__Data for processing__
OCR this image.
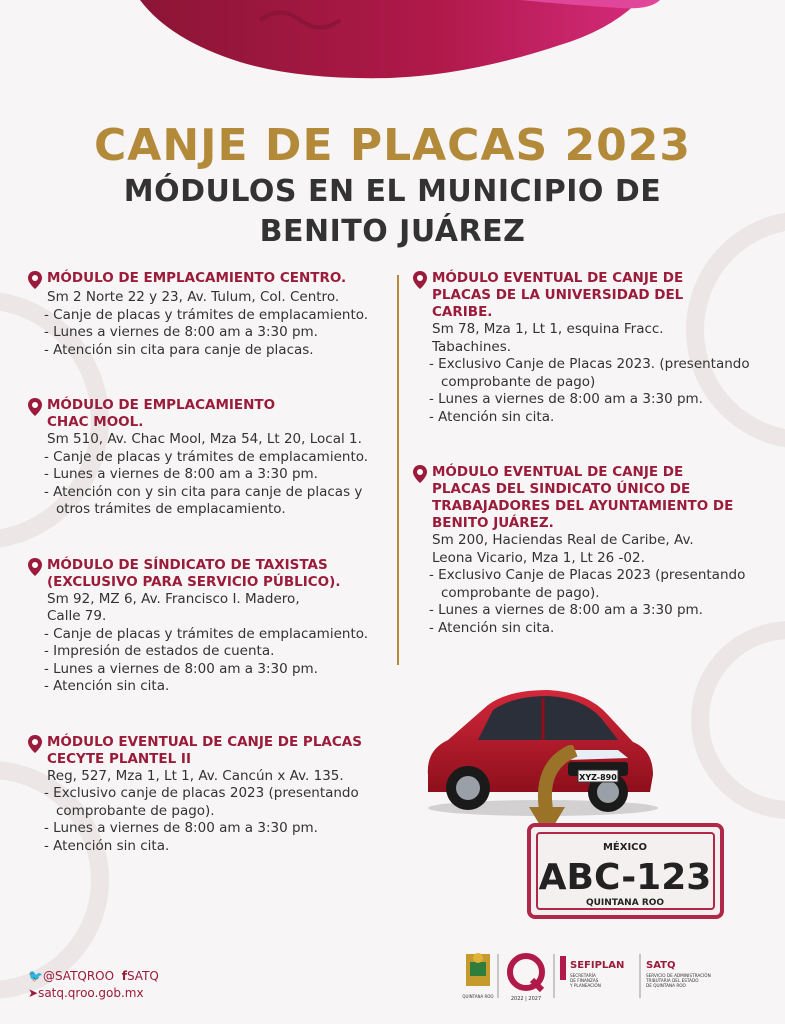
CANJE DE PLACAS 2023
MÓDULOS EN EL MUNICIPIO DE
BENITO JUÁREZ
MÓDULO DE EMPLACAMIENTO CENTRO.
Sm 2 Norte 22 y 23, Av. Tulum, Col. Centro.
- Canje de placas y trámites de emplacamiento.
- Lunes a viernes de 8:00 am a 3:30 pm.
- Atención sin cita para canje de placas.
MÓDULO DE EMPLACAMIENTO CHAC MOOL.
Sm 510, Av. Chac Mool, Mza 54, Lt 20, Local 1.
- Canje de placas y trámites de emplacamiento.
- Lunes a viernes de 8:00 am a 3:30 pm.
- Atención con y sin cita para canje de placas y otros trámites de emplacamiento.
MÓDULO DE SÍNDICATO DE TAXISTAS (EXCLUSIVO PARA SERVICIO PÚBLICO).
Sm 92, MZ 6, Av. Francisco I. Madero, Calle 79.
- Canje de placas y trámites de emplacamiento.
- Impresión de estados de cuenta.
- Lunes a viernes de 8:00 am a 3:30 pm.
- Atención sin cita.
MÓDULO EVENTUAL DE CANJE DE PLACAS CECYTE PLANTEL II
Reg, 527, Mza 1, Lt 1, Av. Cancún x Av. 135.
- Exclusivo canje de placas 2023 (presentando comprobante de pago).
- Lunes a viernes de 8:00 am a 3:30 pm.
- Atención sin cita.
MÓDULO EVENTUAL DE CANJE DE PLACAS DE LA UNIVERSIDAD DEL CARIBE.
Sm 78, Mza 1, Lt 1, esquina Fracc. Tabachines.
- Exclusivo Canje de Placas 2023. (presentando comprobante de pago)
- Lunes a viernes de 8:00 am a 3:30 pm.
- Atención sin cita.
MÓDULO EVENTUAL DE CANJE DE PLACAS DEL SINDICATO ÚNICO DE TRABAJADORES DEL AYUNTAMIENTO DE BENITO JUÁREZ.
Sm 200, Haciendas Real de Caribe, Av. Leona Vicario, Mza 1, Lt 26 -02.
- Exclusivo Canje de Placas 2023 (presentando comprobante de pago).
- Lunes a viernes de 8:00 am a 3:30 pm.
- Atención sin cita.
XYZ-890
MÉXICO
ABC-123
QUINTANA ROO
🐦@SATQROO fSATQ
➤satq.qroo.gob.mx	QUINTANA ROO	2022 | 2027
SEFIPLAN
SECRETARÍA DE FINANZAS Y PLANEACIÓN
SATQ
SERVICIO DE ADMINISTRACIÓN TRIBUTARIA DEL ESTADO DE QUINTANA ROO
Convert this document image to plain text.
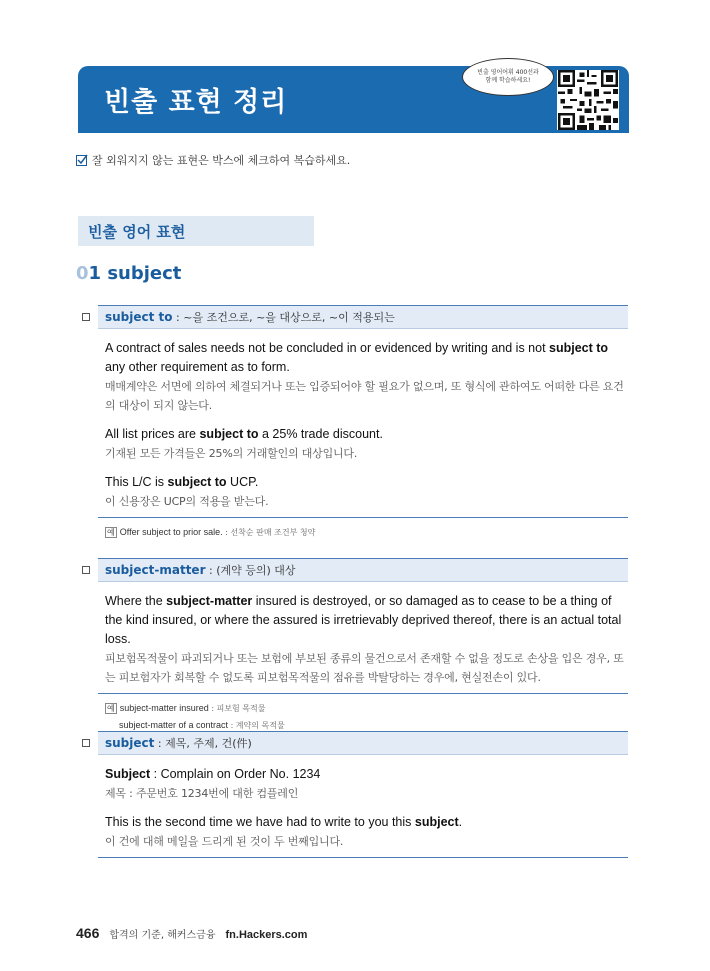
빈출 표현 정리
빈출 영어어휘 400선과
함께 학습하세요!
잘 외워지지 않는 표현은 박스에 체크하여 복습하세요.
빈출 영어 표현
01 subject
subject to : ~을 조건으로, ~을 대상으로, ~이 적용되는
A contract of sales needs not be concluded in or evidenced by writing and is not subject to any other requirement as to form.
매매계약은 서면에 의하여 체결되거나 또는 입증되어야 할 필요가 없으며, 또 형식에 관하여도 어떠한 다른 요건의 대상이 되지 않는다.
All list prices are subject to a 25% trade discount.
기재된 모든 가격들은 25%의 거래할인의 대상입니다.
This L/C is subject to UCP.
이 신용장은 UCP의 적용을 받는다.
예 Offer subject to prior sale. : 선착순 판매 조건부 청약
subject-matter : (계약 등의) 대상
Where the subject-matter insured is destroyed, or so damaged as to cease to be a thing of the kind insured, or where the assured is irretrievably deprived thereof, there is an actual total loss.
피보험목적물이 파괴되거나 또는 보험에 부보된 종류의 물건으로서 존재할 수 없을 정도로 손상을 입은 경우, 또는 피보험자가 회복할 수 없도록 피보험목적물의 점유를 박탈당하는 경우에, 현실전손이 있다.
예 subject-matter insured : 피보험 목적물
subject-matter of a contract : 계약의 목적물
subject : 제목, 주제, 건(件)
Subject : Complain on Order No. 1234
제목 : 주문번호 1234번에 대한 컴플레인
This is the second time we have had to write to you this subject.
이 건에 대해 메일을 드리게 된 것이 두 번째입니다.
466 합격의 기준, 해커스금융 fn.Hackers.com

__Written request__
Copy every line above in which the string "comprobante" shows up.

__Response to this exercise__
- Exclusivo canje de placas 2023 (presentando comprobante de pago).
- Exclusivo Canje de Placas 2023. (presentando comprobante de pago)
- Exclusivo Canje de Placas 2023 (presentando comprobante de pago).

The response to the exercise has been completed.